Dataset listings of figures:
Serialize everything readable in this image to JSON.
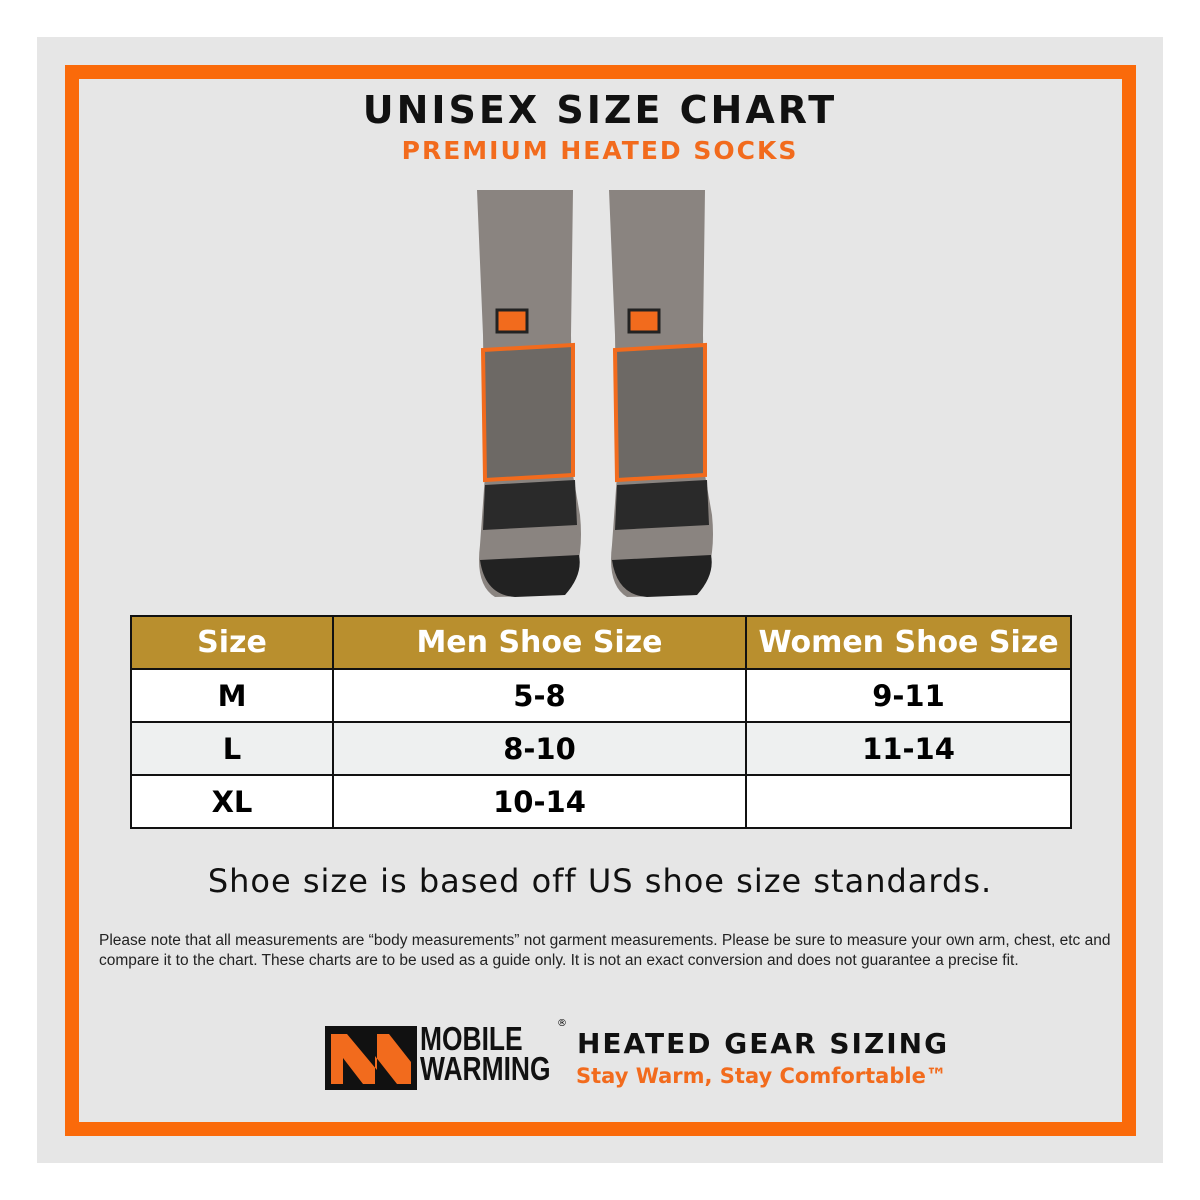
{
  "header": {
    "title": "UNISEX SIZE CHART",
    "subtitle": "PREMIUM HEATED SOCKS"
  },
  "table": {
    "columns": [
      "Size",
      "Men Shoe Size",
      "Women Shoe Size"
    ],
    "rows": [
      [
        "M",
        "5-8",
        "9-11"
      ],
      [
        "L",
        "8-10",
        "11-14"
      ],
      [
        "XL",
        "10-14",
        ""
      ]
    ]
  },
  "standard_note": "Shoe size is based off US shoe size standards.",
  "disclaimer": "Please note that all measurements are “body measurements” not garment measurements. Please be sure to measure your own arm, chest, etc and compare it to the chart. These charts are to be used as a guide only. It is not an exact conversion and does not guarantee a precise fit.",
  "footer": {
    "brand_line1": "MOBILE",
    "brand_line2": "WARMING",
    "registered": "®",
    "heading": "HEATED GEAR SIZING",
    "tagline": "Stay Warm, Stay Comfortable™"
  },
  "colors": {
    "orange": "#fa6a0a",
    "gold": "#b98f2e",
    "panel": "#e6e6e6"
  }
}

OBJECTIVE →
Keep the pictures out of the copy and write out the data exactly as it stands.

COMPLETED EXERCISE →
Serialize everything readable in this image to JSON.
{
  "header": {
    "title": "UNISEX SIZE CHART",
    "subtitle": "PREMIUM HEATED SOCKS"
  },
  "table": {
    "columns": [
      "Size",
      "Men Shoe Size",
      "Women Shoe Size"
    ],
    "rows": [
      [
        "M",
        "5-8",
        "9-11"
      ],
      [
        "L",
        "8-10",
        "11-14"
      ],
      [
        "XL",
        "10-14",
        ""
      ]
    ]
  },
  "standard_note": "Shoe size is based off US shoe size standards.",
  "disclaimer": "Please note that all measurements are “body measurements” not garment measurements. Please be sure to measure your own arm, chest, etc and compare it to the chart. These charts are to be used as a guide only. It is not an exact conversion and does not guarantee a precise fit.",
  "footer": {
    "brand_line1": "MOBILE",
    "brand_line2": "WARMING",
    "registered": "®",
    "heading": "HEATED GEAR SIZING",
    "tagline": "Stay Warm, Stay Comfortable™"
  },
  "colors": {
    "orange": "#fa6a0a",
    "gold": "#b98f2e",
    "panel": "#e6e6e6"
  }
}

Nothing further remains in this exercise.